# Consignes
(1) D'après le texte sur le féminisme, quelle structure faut-il préserver ?
(2) Recopiez le passage du texte sur le féminisme qui commence par « Autrefois, les réponses » et se poursuit jusqu'à « est à recommencer. ».
(3) Prolongez le texte sur le féminisme à partir de l'endroit où il s'arrête.

# Passage fourni
Face à cela et comme dans beaucoup de pays pauvres, se développe, un « féminisme populaire », qui fait du féminisme sans le savoir ou en le sachant très bien, se battant pour des droits concrets et immédiats. Dans certains quartiers, si le tissu social reste dense, ces groupes voient le jour, vivent et organisent les femmes entre elles. Mais très souvent, ces structures, confrontées à des problèmes immédiats, cherchent des solutions immédiates. C’est tout à leur honneur mais cela pousse quelquefois à ne voir les femmes des quartiers que dans le cadre de la cellule familiale. On est aidé-e en tant que mère.
Autrefois, les réponses immédiates à des problèmes concrets finissaient par être absorbées et digérées par les structures traditionnelles du mouvement ouvrier. Même si cela nécessitait des batailles au sein même de ces groupes (débat sur le droit de vote, sur l’égalité des salaires, sur l’avortement….). Aujourd’hui chaque lutte acharnée menée par ces structures est aussitôt oubliée ou est à recommencer.
C’est en cela que le CNDF est une structure essentielle à préserver. Non pas parce qu’elle répond immédiatement aux problèmes des filles des quartiers populaires mais bien parce que cette mise en commun des organisations, ce lien entretenu avec les structures traditionnelles du mouvement social permet de créer une caisse de résonnance pour ce travail féministe quotidien. Notre intervention en tant que militant-Es politiques doit être de cet ordre là, lier les combats des femmes avec une histoire, et avec des groupes syndicaux, politiques pouvant faire caisse de résonnance. [2].
Et s’il faut tirer un bilan…. Tirons-le sérieusement
Le féminisme serait-il post-colonial ?
Il serait idiot de penser que la polémique sur le féminisme post colonial (voir appel de 2004) n’était qu’un simple piège. Il faut bien évidemment tirer les bilans du féminisme des années 1970. Pour autant, les mêmes qui se réclament d’un féminisme différent, ne font dans leur appel de 2004, aucune distinction entre les divers courants féministes qui existaient. Il n’y plus qu’une seule féministe blanche, potentiellement raciste et toujours donneuse de leçons. Souvent, le lien est fait aussi avec les institutions et quelquefois avec les théories de nos ennemis. Par exemple, on peut lire à Lyon, en mars 2007, dans un appel à un meeting par le groupe « Rebellyon.fr , collectif des féministes indigènes » : « Personnalités politiques, intellectuel-e-s, féministes, représentants institutionnels... en France, se penchant avec humanisme et compassion sur le sort des femmes issues de l’immigration post-coloniale que NOUS sommes ». On peut comprendre que cette généralisation et la confusion qu’elle autorise énervent.

Données d'annotation de mise en page:
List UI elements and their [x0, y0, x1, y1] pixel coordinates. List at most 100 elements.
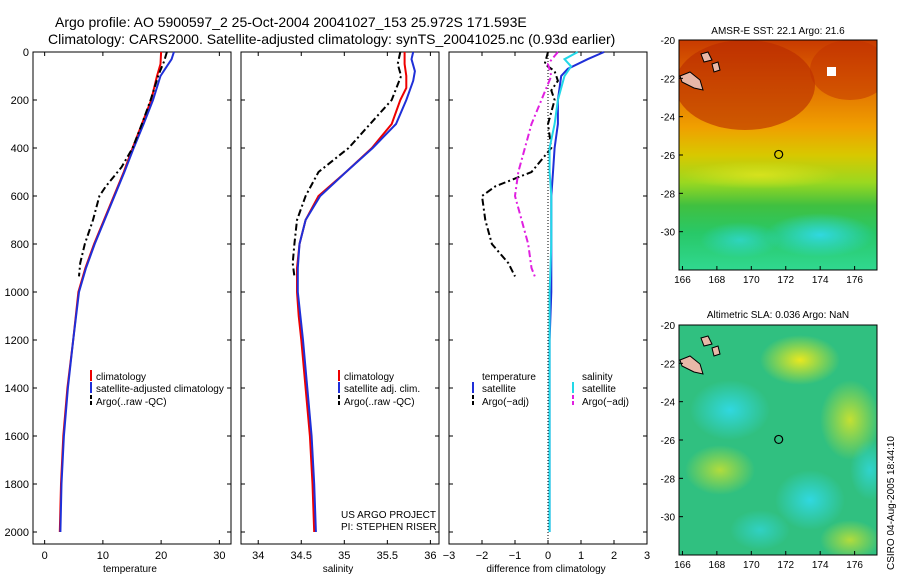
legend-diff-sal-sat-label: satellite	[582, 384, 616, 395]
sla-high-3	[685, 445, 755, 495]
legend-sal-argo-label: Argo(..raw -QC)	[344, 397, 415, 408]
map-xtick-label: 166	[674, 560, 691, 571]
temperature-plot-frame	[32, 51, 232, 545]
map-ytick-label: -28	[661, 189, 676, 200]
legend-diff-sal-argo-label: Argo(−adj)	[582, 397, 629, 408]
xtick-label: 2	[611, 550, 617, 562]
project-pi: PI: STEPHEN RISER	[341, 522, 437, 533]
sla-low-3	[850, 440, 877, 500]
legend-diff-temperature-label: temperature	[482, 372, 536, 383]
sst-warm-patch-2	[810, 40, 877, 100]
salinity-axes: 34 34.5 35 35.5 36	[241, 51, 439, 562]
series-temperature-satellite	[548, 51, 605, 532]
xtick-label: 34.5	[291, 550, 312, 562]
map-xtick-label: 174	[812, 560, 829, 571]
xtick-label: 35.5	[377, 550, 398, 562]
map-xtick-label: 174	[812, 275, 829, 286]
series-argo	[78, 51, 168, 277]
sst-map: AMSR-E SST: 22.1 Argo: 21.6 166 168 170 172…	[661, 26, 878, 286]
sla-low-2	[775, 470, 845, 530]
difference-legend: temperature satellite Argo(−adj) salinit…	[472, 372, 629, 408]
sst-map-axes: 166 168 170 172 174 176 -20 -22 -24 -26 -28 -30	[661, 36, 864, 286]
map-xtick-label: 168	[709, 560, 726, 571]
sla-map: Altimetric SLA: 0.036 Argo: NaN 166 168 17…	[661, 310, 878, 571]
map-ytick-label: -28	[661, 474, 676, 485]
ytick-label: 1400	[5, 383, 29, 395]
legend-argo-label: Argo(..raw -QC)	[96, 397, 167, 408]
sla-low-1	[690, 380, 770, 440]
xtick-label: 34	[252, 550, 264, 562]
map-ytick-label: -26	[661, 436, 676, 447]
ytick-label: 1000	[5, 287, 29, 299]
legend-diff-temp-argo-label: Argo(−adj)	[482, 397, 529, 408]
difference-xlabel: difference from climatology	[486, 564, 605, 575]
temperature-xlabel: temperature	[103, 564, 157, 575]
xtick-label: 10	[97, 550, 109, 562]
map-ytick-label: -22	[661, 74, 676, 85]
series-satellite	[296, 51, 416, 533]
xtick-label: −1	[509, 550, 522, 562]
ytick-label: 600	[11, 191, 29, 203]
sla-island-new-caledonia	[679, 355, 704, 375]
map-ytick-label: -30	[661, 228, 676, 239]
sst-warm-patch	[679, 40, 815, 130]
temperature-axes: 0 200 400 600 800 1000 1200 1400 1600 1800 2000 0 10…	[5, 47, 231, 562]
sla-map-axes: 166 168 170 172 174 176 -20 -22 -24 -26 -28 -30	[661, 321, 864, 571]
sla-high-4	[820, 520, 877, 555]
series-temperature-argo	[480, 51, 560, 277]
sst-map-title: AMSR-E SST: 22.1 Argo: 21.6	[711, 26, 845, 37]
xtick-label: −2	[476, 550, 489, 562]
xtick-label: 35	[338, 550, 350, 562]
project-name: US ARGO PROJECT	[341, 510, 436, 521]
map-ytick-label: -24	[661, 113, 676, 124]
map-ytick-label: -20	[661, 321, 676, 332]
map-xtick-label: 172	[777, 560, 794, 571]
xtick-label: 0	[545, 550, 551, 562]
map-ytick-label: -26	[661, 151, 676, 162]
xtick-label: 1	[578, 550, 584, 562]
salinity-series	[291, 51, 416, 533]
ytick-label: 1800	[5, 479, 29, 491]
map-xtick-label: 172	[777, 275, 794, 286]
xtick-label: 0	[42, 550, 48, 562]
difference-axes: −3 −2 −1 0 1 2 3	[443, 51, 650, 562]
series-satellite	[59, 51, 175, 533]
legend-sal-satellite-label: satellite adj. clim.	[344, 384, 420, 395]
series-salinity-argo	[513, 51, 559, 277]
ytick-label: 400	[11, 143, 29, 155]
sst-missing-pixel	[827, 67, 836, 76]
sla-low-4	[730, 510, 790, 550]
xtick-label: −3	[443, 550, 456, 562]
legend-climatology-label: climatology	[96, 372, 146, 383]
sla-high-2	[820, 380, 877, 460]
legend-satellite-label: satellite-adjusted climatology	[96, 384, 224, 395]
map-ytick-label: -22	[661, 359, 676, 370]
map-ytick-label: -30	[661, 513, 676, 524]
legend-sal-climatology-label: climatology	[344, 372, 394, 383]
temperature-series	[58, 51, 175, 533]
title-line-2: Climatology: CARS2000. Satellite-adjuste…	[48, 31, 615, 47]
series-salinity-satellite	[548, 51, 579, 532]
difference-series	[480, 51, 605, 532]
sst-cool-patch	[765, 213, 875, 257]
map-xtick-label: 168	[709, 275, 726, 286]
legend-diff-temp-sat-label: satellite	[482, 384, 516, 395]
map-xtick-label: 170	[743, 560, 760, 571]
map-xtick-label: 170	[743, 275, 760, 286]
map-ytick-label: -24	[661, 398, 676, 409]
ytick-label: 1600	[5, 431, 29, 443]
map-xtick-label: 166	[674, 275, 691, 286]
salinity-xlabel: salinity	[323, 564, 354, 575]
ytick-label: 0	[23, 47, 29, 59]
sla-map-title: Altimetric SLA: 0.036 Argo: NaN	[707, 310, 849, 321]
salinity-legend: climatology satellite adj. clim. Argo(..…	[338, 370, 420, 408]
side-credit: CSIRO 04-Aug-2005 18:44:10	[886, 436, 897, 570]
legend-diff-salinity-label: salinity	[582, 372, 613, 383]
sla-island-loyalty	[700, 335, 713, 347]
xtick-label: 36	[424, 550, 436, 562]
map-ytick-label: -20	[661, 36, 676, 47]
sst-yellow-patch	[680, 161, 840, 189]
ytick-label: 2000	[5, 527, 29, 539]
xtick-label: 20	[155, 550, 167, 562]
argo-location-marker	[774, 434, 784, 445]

# Réponses fournies
(1) Le CNDF.

(2)
Autrefois, les réponses immédiates à des problèmes concrets finissaient par être absorbées et digérées par les structures traditionnelles du mouvement ouvrier. Même si cela nécessitait des batailles au sein même de ces groupes (débat sur le droit de vote, sur l’égalité des salaires, sur l’avortement….). Aujourd’hui chaque lutte acharnée menée par ces structures est aussitôt oubliée ou est à recommencer.

(3)
Tirer le bilan du féminisme, ce n’est pas globaliser. Les féministes qui se réclamaient d’un féminisme lutte des classes se sont battues pied à pied pour que leurs idées l’emportent. Tel ne fut pas le cas… Mais c’est toujours un peu fort de café de voir que l’on accuse ces courants des dérives réactionnaires de leurs ennemis.
On glorifie le militant ouvrier qui s’est battu seul face à la droite, au stalinisme et aux trahisons de la gauche. Cela ne nous viendrait pas à l’idée de le renvoyer aux côtés de BHL, simplement parce que ce qu’il défendait ne l’a pas emporté.
Le mouvement féministe comme le mouvement ouvrier a subi les effets de la contre offensive ultralibérale. De nouveaux courants prétendent bousculer les rangs des féministes et posent aujourd’hui la question d’une possible dérive raciste mais ils prennent parfois un raccourci fort injuste et surtout fort malsain.
Le féminisme serait-il bourgeois ?
Le féminisme, on le sait est un mouvement qui traverse les classes et qui depuis les années 1970, traverse les murs de la vie privée. Les problèmes des femmes de la haute bourgeoisie n’ont rien à voir avec les problèmes de la femme de ménage sans-papier. Mais pourtant l’amélioration du droit du travail pour les unes donnera un peu d’air aux autres. C’est ce qui fait la force et la faiblesse de cette lutte. Ainsi, fallait-il se battre pour le droit de vote des femmes alors que les ouvrières mourraient de pneumonie dans les usines ? La réponse est « oui ». Les deux combats se mêlent. Les deux luttes se sont nourries. N’en déplaise à certain-e-s.
Alors est-ce qu’un féminisme porté par des femmes bourgeoises peut donner des réponses pour les femmes des quartiers populaires ? Les penseuses féministes de gauche (même les plus « postcoloniales » …) sont des intellectuelles, elles sont souvent issues de classes aisées. Ce constat est le même pour tout le mouvement ouvrier. Mais on note ici, que l’origine sociale des penseurs du socialisme revient peu, voire pas du tout dans nos débats. Il devrait en être de même pour les intellectuelles féministes.
Un exemple polémique : « Ni putes, ni soumises »
Difficile au regard du titre de ne pas tirer le bilan du mouvement « Ni putes, ni soumises ». Quand on lit la charte initiale, c’est sans conteste un cri de colère féministe que l’on retrouve dans le « Livre blanc des femmes des quartiers ». Le refus du silence et la réaction collective à la mort d’une jeune fille brûlée vive ont initialement été aussi marqués par le refus de la stigmatisation des populations des quartiers. Pourtant rapidement, le problème s’est posé… Fallait-il parler des conditions de vie des femmes dans les quartiers et alimenter jour après jour les escarcelles des racistes et des réactionnaires ? Je continue à penser que ce mouvement a répondu à une attente, à un problème. Mais l’absence d’une perspective d’émancipation prenant en compte l’articulation des dominations a entrainé une dérive rapide et catastrophique. En choisissant progressivement de se parer du seul rempart de la laïcité bourgeoise, la fin était prévisible. Cette évolution manifeste en négatif le fait que c’est justement dans une résistance s’appuyant sur une analyse liant entre elles les dominations que résident notre perspective pour le féminisme.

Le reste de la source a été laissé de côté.